Reproduce every line of the records below verbatim, omitting the pictures.

# RECORDS SHOWN:
<<<<

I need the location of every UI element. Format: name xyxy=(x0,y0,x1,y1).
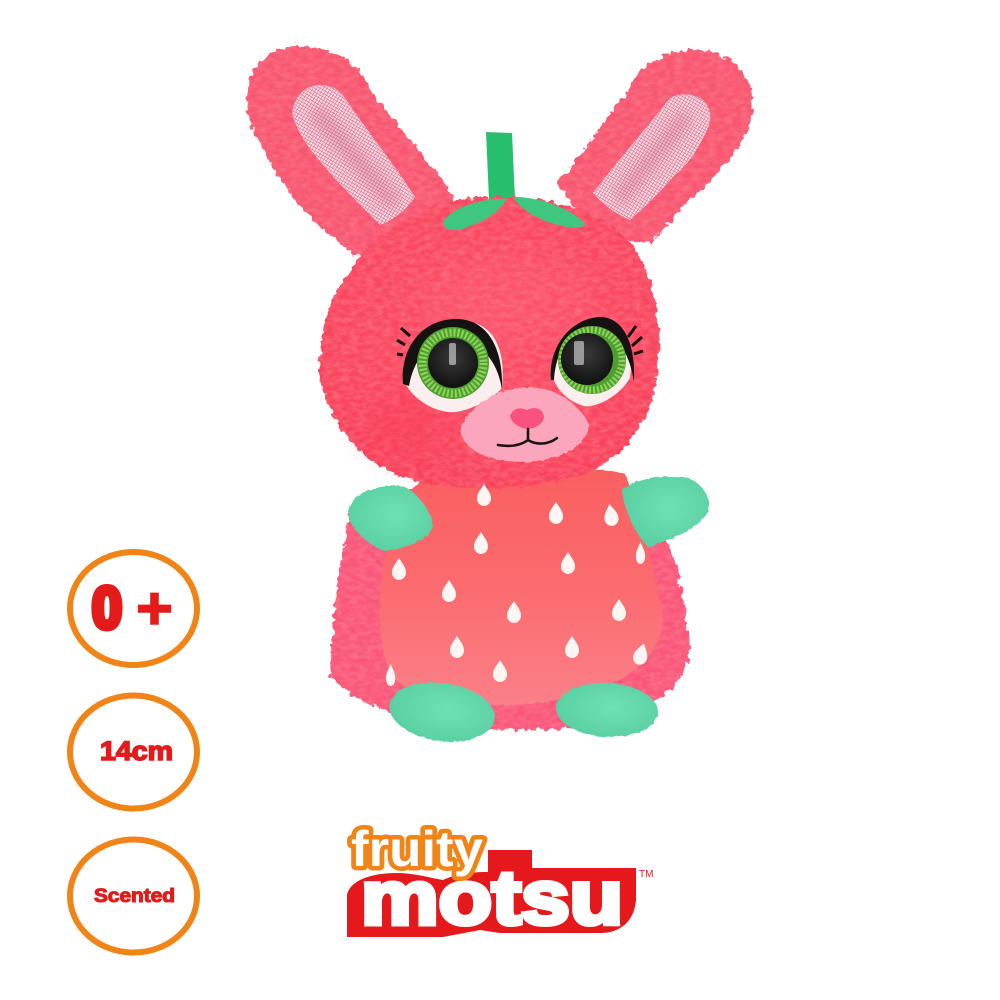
badge: age 0+: + xyxy=(136,575,173,642)
badge: age 0+ xyxy=(70,552,197,665)
badge: scented xyxy=(70,840,197,952)
logo backing xyxy=(347,850,636,937)
trademark: TM xyxy=(639,869,653,880)
head xyxy=(319,197,659,488)
badge: age 0+: 0 xyxy=(92,576,122,641)
logo word fruity: fruity xyxy=(351,821,483,877)
right eye xyxy=(551,317,643,406)
mouth xyxy=(498,429,557,446)
right arm xyxy=(622,476,709,547)
right ear xyxy=(557,50,753,242)
left foot xyxy=(385,676,499,748)
body fur xyxy=(330,486,689,730)
logo: Fruity Motsu xyxy=(347,821,653,941)
right foot xyxy=(555,680,659,740)
plush bunny toy xyxy=(246,46,753,748)
belly xyxy=(380,465,663,705)
badge: size 14cm: 14cm xyxy=(100,736,173,766)
left arm xyxy=(348,486,433,551)
left eye xyxy=(397,319,503,412)
muzzle xyxy=(461,387,589,462)
leaves xyxy=(443,197,585,230)
logo word motsu: motsu xyxy=(361,856,623,941)
badge: scented: Scented xyxy=(94,886,175,907)
left ear xyxy=(246,46,470,270)
nose xyxy=(510,408,544,429)
stem xyxy=(486,132,515,200)
strawberry seeds xyxy=(386,484,651,686)
badge: size 14cm xyxy=(70,696,197,808)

>>>>

# OUTPUT:
I need the location of every UI element. Format: name xyxy=(x0,y0,x1,y1).
badge: age 0+: + xyxy=(136,575,173,642)
badge: age 0+ xyxy=(70,552,197,665)
badge: scented xyxy=(70,840,197,952)
logo backing xyxy=(347,850,636,937)
trademark: TM xyxy=(639,869,653,880)
head xyxy=(319,197,659,488)
badge: age 0+: 0 xyxy=(92,576,122,641)
logo word fruity: fruity xyxy=(351,821,483,877)
right eye xyxy=(551,317,643,406)
mouth xyxy=(498,429,557,446)
right arm xyxy=(622,476,709,547)
right ear xyxy=(557,50,753,242)
left foot xyxy=(385,676,499,748)
body fur xyxy=(330,486,689,730)
logo: Fruity Motsu xyxy=(347,821,653,941)
right foot xyxy=(555,680,659,740)
plush bunny toy xyxy=(246,46,753,748)
belly xyxy=(380,465,663,705)
badge: size 14cm: 14cm xyxy=(100,736,173,766)
left arm xyxy=(348,486,433,551)
left eye xyxy=(397,319,503,412)
muzzle xyxy=(461,387,589,462)
leaves xyxy=(443,197,585,230)
logo word motsu: motsu xyxy=(361,856,623,941)
badge: scented: Scented xyxy=(94,886,175,907)
left ear xyxy=(246,46,470,270)
nose xyxy=(510,408,544,429)
stem xyxy=(486,132,515,200)
strawberry seeds xyxy=(386,484,651,686)
badge: size 14cm xyxy=(70,696,197,808)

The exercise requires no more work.